Problem description:
Return all entries precisely as they stand, without the images.

Entries supplied:
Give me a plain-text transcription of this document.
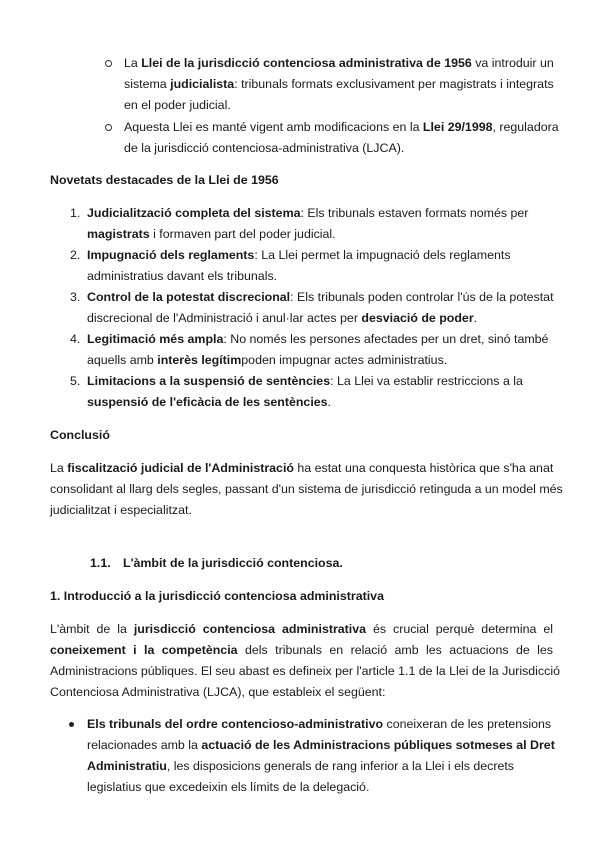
La Llei de la jurisdicció contenciosa administrativa de 1956 va introduir un
sistema judicialista: tribunals formats exclusivament per magistrats i integrats
en el poder judicial.
Aquesta Llei es manté vigent amb modificacions en la Llei 29/1998, reguladora
de la jurisdicció contenciosa-administrativa (LJCA).
Novetats destacades de la Llei de 1956
1. Judicialització completa del sistema: Els tribunals estaven formats només per
magistrats i formaven part del poder judicial.
2. Impugnació dels reglaments: La Llei permet la impugnació dels reglaments
administratius davant els tribunals.
3. Control de la potestat discrecional: Els tribunals poden controlar l'ús de la potestat
discrecional de l'Administració i anul·lar actes per desviació de poder.
4. Legitimació més ampla: No només les persones afectades per un dret, sinó també
aquells amb interès legítimpoden impugnar actes administratius.
5. Limitacions a la suspensió de sentències: La Llei va establir restriccions a la
suspensió de l'eficàcia de les sentències.
Conclusió
La fiscalització judicial de l'Administració ha estat una conquesta històrica que s'ha anat
consolidant al llarg dels segles, passant d'un sistema de jurisdicció retinguda a un model més
judicialitzat i especialitzat.
1.1. L'àmbit de la jurisdicció contenciosa.
1. Introducció a la jurisdicció contenciosa administrativa
L'àmbit de la jurisdicció contenciosa administrativa és crucial perquè determina el
coneixement i la competència dels tribunals en relació amb les actuacions de les
Administracions públiques. El seu abast es defineix per l'article 1.1 de la Llei de la Jurisdicció
Contenciosa Administrativa (LJCA), que estableix el següent:
Els tribunals del ordre contencioso-administrativo coneixeran de les pretensions
relacionades amb la actuació de les Administracions públiques sotmeses al Dret
Administratiu, les disposicions generals de rang inferior a la Llei i els decrets
legislatius que excedeixin els límits de la delegació.
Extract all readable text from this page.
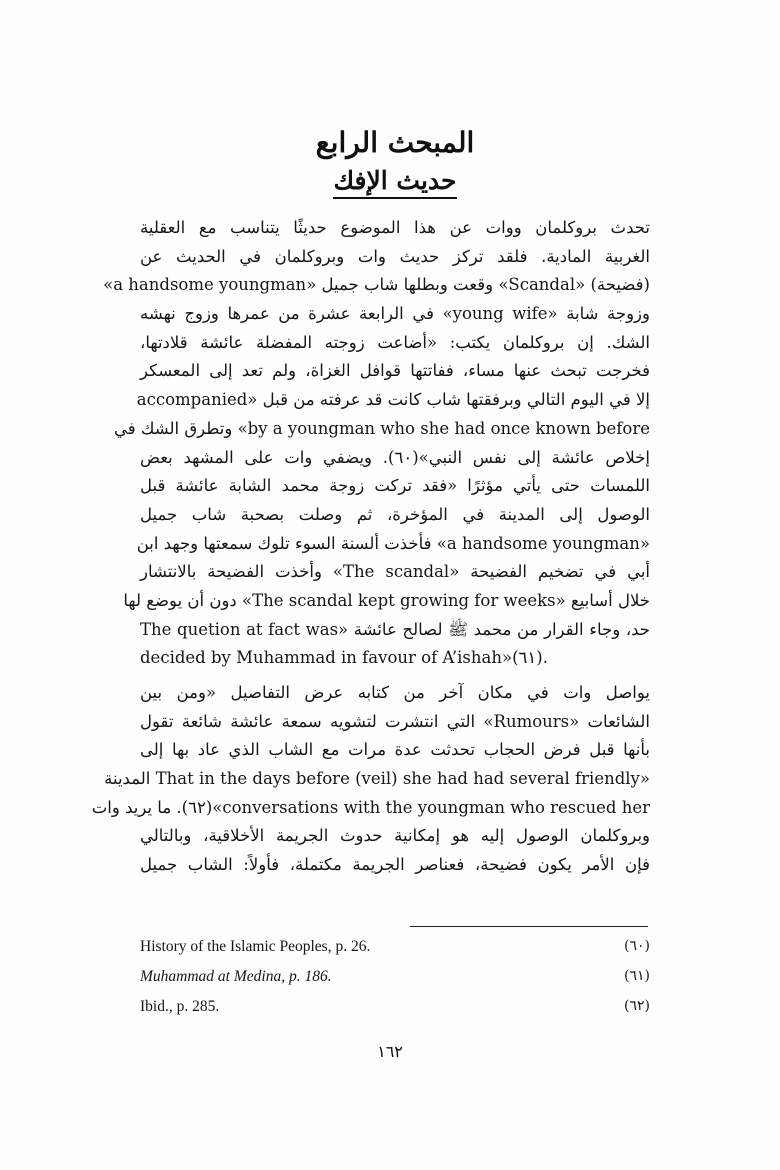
المبحث الرابع
حديث الإفك
تحدث بروكلمان ووات عن هذا الموضوع حديثًا يتناسب مع العقلية
الغربية المادية. فلقد تركز حديث وات وبروكلمان في الحديث عن
(فضيحة) «Scandal» وقعت وبطلها شاب جميل «a handsome youngman»
وزوجة شابة «young wife» في الرابعة عشرة من عمرها وزوج نهشه
الشك. إن بروكلمان يكتب: «أضاعت زوجته المفضلة عائشة قلادتها،
فخرجت تبحث عنها مساء، ففاتتها قوافل الغزاة، ولم تعد إلى المعسكر
إلا في اليوم التالي وبرفقتها شاب كانت قد عرفته من قبل «accompanied
by a youngman who she had once known before» وتطرق الشك في
إخلاص عائشة إلى نفس النبي»(٦٠). ويضفي وات على المشهد بعض
اللمسات حتى يأتي مؤثرًا «فقد تركت زوجة محمد الشابة عائشة قبل
الوصول إلى المدينة في المؤخرة، ثم وصلت بصحبة شاب جميل
«a handsome youngman» فأخذت ألسنة السوء تلوك سمعتها وجهد ابن
أبي في تضخيم الفضيحة «The scandal» وأخذت الفضيحة بالانتشار
خلال أسابيع «The scandal kept growing for weeks» دون أن يوضع لها
حد، وجاء القرار من محمد ﷺ لصالح عائشة «The quetion at fact was
decided by Muhammad in favour of A’ishah»(٦١).
يواصل وات في مكان آخر من كتابه عرض التفاصيل «ومن بين
الشائعات «Rumours» التي انتشرت لتشويه سمعة عائشة شائعة تقول
بأنها قبل فرض الحجاب تحدثت عدة مرات مع الشاب الذي عاد بها إلى
«That in the days before (veil) she had had several friendly المدينة
conversations with the youngman who rescued her»(٦٢). ما يريد وات
وبروكلمان الوصول إليه هو إمكانية حدوث الجريمة الأخلاقية، وبالتالي
فإن الأمر يكون فضيحة، فعناصر الجريمة مكتملة، فأولاً: الشاب جميل
History of the Islamic Peoples, p. 26.	(٦٠)
Muhammad at Medina, p. 186.	(٦١)
Ibid., p. 285.	(٦٢)
١٦٢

In response:
Give me a plain-text transcription of this document.
La Llei de la jurisdicció contenciosa administrativa de 1956 va introduir un
sistema judicialista: tribunals formats exclusivament per magistrats i integrats
en el poder judicial.
Aquesta Llei es manté vigent amb modificacions en la Llei 29/1998, reguladora
de la jurisdicció contenciosa-administrativa (LJCA).
Novetats destacades de la Llei de 1956
1. Judicialització completa del sistema: Els tribunals estaven formats només per
magistrats i formaven part del poder judicial.
2. Impugnació dels reglaments: La Llei permet la impugnació dels reglaments
administratius davant els tribunals.
3. Control de la potestat discrecional: Els tribunals poden controlar l'ús de la potestat
discrecional de l'Administració i anul·lar actes per desviació de poder.
4. Legitimació més ampla: No només les persones afectades per un dret, sinó també
aquells amb interès legítimpoden impugnar actes administratius.
5. Limitacions a la suspensió de sentències: La Llei va establir restriccions a la
suspensió de l'eficàcia de les sentències.
Conclusió
La fiscalització judicial de l'Administració ha estat una conquesta històrica que s'ha anat
consolidant al llarg dels segles, passant d'un sistema de jurisdicció retinguda a un model més
judicialitzat i especialitzat.
1.1. L'àmbit de la jurisdicció contenciosa.
1. Introducció a la jurisdicció contenciosa administrativa
L'àmbit de la jurisdicció contenciosa administrativa és crucial perquè determina el
coneixement i la competència dels tribunals en relació amb les actuacions de les
Administracions públiques. El seu abast es defineix per l'article 1.1 de la Llei de la Jurisdicció
Contenciosa Administrativa (LJCA), que estableix el següent:
Els tribunals del ordre contencioso-administrativo coneixeran de les pretensions
relacionades amb la actuació de les Administracions públiques sotmeses al Dret
Administratiu, les disposicions generals de rang inferior a la Llei i els decrets
legislatius que excedeixin els límits de la delegació.
Extract all readable text from this page.
المبحث الرابع
حديث الإفك
تحدث بروكلمان ووات عن هذا الموضوع حديثًا يتناسب مع العقلية
الغربية المادية. فلقد تركز حديث وات وبروكلمان في الحديث عن
(فضيحة) «Scandal» وقعت وبطلها شاب جميل «a handsome youngman»
وزوجة شابة «young wife» في الرابعة عشرة من عمرها وزوج نهشه
الشك. إن بروكلمان يكتب: «أضاعت زوجته المفضلة عائشة قلادتها،
فخرجت تبحث عنها مساء، ففاتتها قوافل الغزاة، ولم تعد إلى المعسكر
إلا في اليوم التالي وبرفقتها شاب كانت قد عرفته من قبل «accompanied
by a youngman who she had once known before» وتطرق الشك في
إخلاص عائشة إلى نفس النبي»(٦٠). ويضفي وات على المشهد بعض
اللمسات حتى يأتي مؤثرًا «فقد تركت زوجة محمد الشابة عائشة قبل
الوصول إلى المدينة في المؤخرة، ثم وصلت بصحبة شاب جميل
«a handsome youngman» فأخذت ألسنة السوء تلوك سمعتها وجهد ابن
أبي في تضخيم الفضيحة «The scandal» وأخذت الفضيحة بالانتشار
خلال أسابيع «The scandal kept growing for weeks» دون أن يوضع لها
حد، وجاء القرار من محمد ﷺ لصالح عائشة «The quetion at fact was
decided by Muhammad in favour of A’ishah»(٦١).
يواصل وات في مكان آخر من كتابه عرض التفاصيل «ومن بين
الشائعات «Rumours» التي انتشرت لتشويه سمعة عائشة شائعة تقول
بأنها قبل فرض الحجاب تحدثت عدة مرات مع الشاب الذي عاد بها إلى
«That in the days before (veil) she had had several friendly المدينة
conversations with the youngman who rescued her»(٦٢). ما يريد وات
وبروكلمان الوصول إليه هو إمكانية حدوث الجريمة الأخلاقية، وبالتالي
فإن الأمر يكون فضيحة، فعناصر الجريمة مكتملة، فأولاً: الشاب جميل
History of the Islamic Peoples, p. 26.	(٦٠)
Muhammad at Medina, p. 186.	(٦١)
Ibid., p. 285.	(٦٢)
١٦٢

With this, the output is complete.